Figure data in JSON
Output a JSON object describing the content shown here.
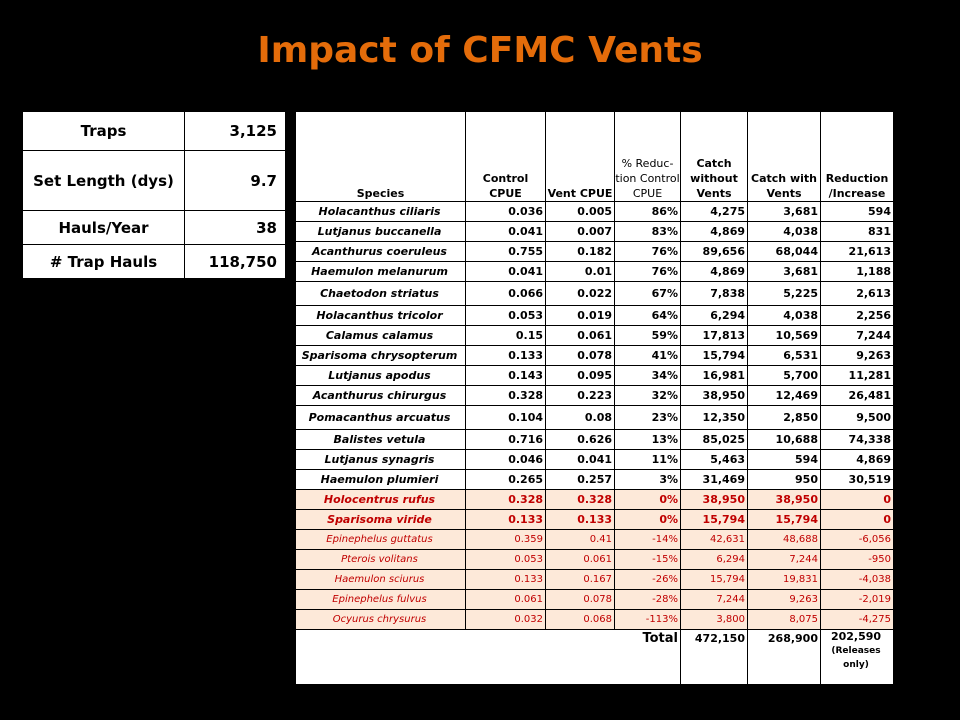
{
  "title": "Impact of CFMC Vents",
  "summary": [
    {
      "label": "Traps",
      "value": "3,125"
    },
    {
      "label": "Set  Length (dys)",
      "value": "9.7"
    },
    {
      "label": "Hauls/Year",
      "value": "38"
    },
    {
      "label": "# Trap Hauls",
      "value": "118,750"
    }
  ],
  "headers": {
    "species": "Species",
    "control_cpue": "Control CPUE",
    "vent_cpue": "Vent CPUE",
    "pct_reduction": "% Reduc-tion Control CPUE",
    "catch_without": "Catch without Vents",
    "catch_with": "Catch with Vents",
    "reduction": "Reduction /Increase"
  },
  "rows": [
    {
      "species": "Holacanthus  ciliaris",
      "control": "0.036",
      "vent": "0.005",
      "pct": "86%",
      "without": "4,275",
      "with": "3,681",
      "red": "594"
    },
    {
      "species": "Lutjanus  buccanella",
      "control": "0.041",
      "vent": "0.007",
      "pct": "83%",
      "without": "4,869",
      "with": "4,038",
      "red": "831"
    },
    {
      "species": "Acanthurus  coeruleus",
      "control": "0.755",
      "vent": "0.182",
      "pct": "76%",
      "without": "89,656",
      "with": "68,044",
      "red": "21,613"
    },
    {
      "species": "Haemulon  melanurum",
      "control": "0.041",
      "vent": "0.01",
      "pct": "76%",
      "without": "4,869",
      "with": "3,681",
      "red": "1,188"
    },
    {
      "species": "Chaetodon  striatus",
      "control": "0.066",
      "vent": "0.022",
      "pct": "67%",
      "without": "7,838",
      "with": "5,225",
      "red": "2,613"
    },
    {
      "species": "Holacanthus  tricolor",
      "control": "0.053",
      "vent": "0.019",
      "pct": "64%",
      "without": "6,294",
      "with": "4,038",
      "red": "2,256"
    },
    {
      "species": "Calamus  calamus",
      "control": "0.15",
      "vent": "0.061",
      "pct": "59%",
      "without": "17,813",
      "with": "10,569",
      "red": "7,244"
    },
    {
      "species": "Sparisoma  chrysopterum",
      "control": "0.133",
      "vent": "0.078",
      "pct": "41%",
      "without": "15,794",
      "with": "6,531",
      "red": "9,263"
    },
    {
      "species": "Lutjanus  apodus",
      "control": "0.143",
      "vent": "0.095",
      "pct": "34%",
      "without": "16,981",
      "with": "5,700",
      "red": "11,281"
    },
    {
      "species": "Acanthurus  chirurgus",
      "control": "0.328",
      "vent": "0.223",
      "pct": "32%",
      "without": "38,950",
      "with": "12,469",
      "red": "26,481"
    },
    {
      "species": "Pomacanthus  arcuatus",
      "control": "0.104",
      "vent": "0.08",
      "pct": "23%",
      "without": "12,350",
      "with": "2,850",
      "red": "9,500"
    },
    {
      "species": "Balistes  vetula",
      "control": "0.716",
      "vent": "0.626",
      "pct": "13%",
      "without": "85,025",
      "with": "10,688",
      "red": "74,338"
    },
    {
      "species": "Lutjanus  synagris",
      "control": "0.046",
      "vent": "0.041",
      "pct": "11%",
      "without": "5,463",
      "with": "594",
      "red": "4,869"
    },
    {
      "species": "Haemulon  plumieri",
      "control": "0.265",
      "vent": "0.257",
      "pct": "3%",
      "without": "31,469",
      "with": "950",
      "red": "30,519"
    },
    {
      "species": "Holocentrus  rufus",
      "control": "0.328",
      "vent": "0.328",
      "pct": "0%",
      "without": "38,950",
      "with": "38,950",
      "red": "0"
    },
    {
      "species": "Sparisoma  viride",
      "control": "0.133",
      "vent": "0.133",
      "pct": "0%",
      "without": "15,794",
      "with": "15,794",
      "red": "0"
    },
    {
      "species": "Epinephelus guttatus",
      "control": "0.359",
      "vent": "0.41",
      "pct": "-14%",
      "without": "42,631",
      "with": "48,688",
      "red": "-6,056"
    },
    {
      "species": "Pterois volitans",
      "control": "0.053",
      "vent": "0.061",
      "pct": "-15%",
      "without": "6,294",
      "with": "7,244",
      "red": "-950"
    },
    {
      "species": "Haemulon sciurus",
      "control": "0.133",
      "vent": "0.167",
      "pct": "-26%",
      "without": "15,794",
      "with": "19,831",
      "red": "-4,038"
    },
    {
      "species": "Epinephelus fulvus",
      "control": "0.061",
      "vent": "0.078",
      "pct": "-28%",
      "without": "7,244",
      "with": "9,263",
      "red": "-2,019"
    },
    {
      "species": "Ocyurus chrysurus",
      "control": "0.032",
      "vent": "0.068",
      "pct": "-113%",
      "without": "3,800",
      "with": "8,075",
      "red": "-4,275"
    }
  ],
  "total": {
    "label": "Total",
    "without": "472,150",
    "with": "268,900",
    "red": "202,590",
    "note": "(Releases only)"
  }
}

TASK PROMPT:
Pick out every line above that holds the word "value" and copy it.

TASK RESPONSE:
      "value": "3,125"
      "value": "9.7"
      "value": "38"
      "value": "118,750"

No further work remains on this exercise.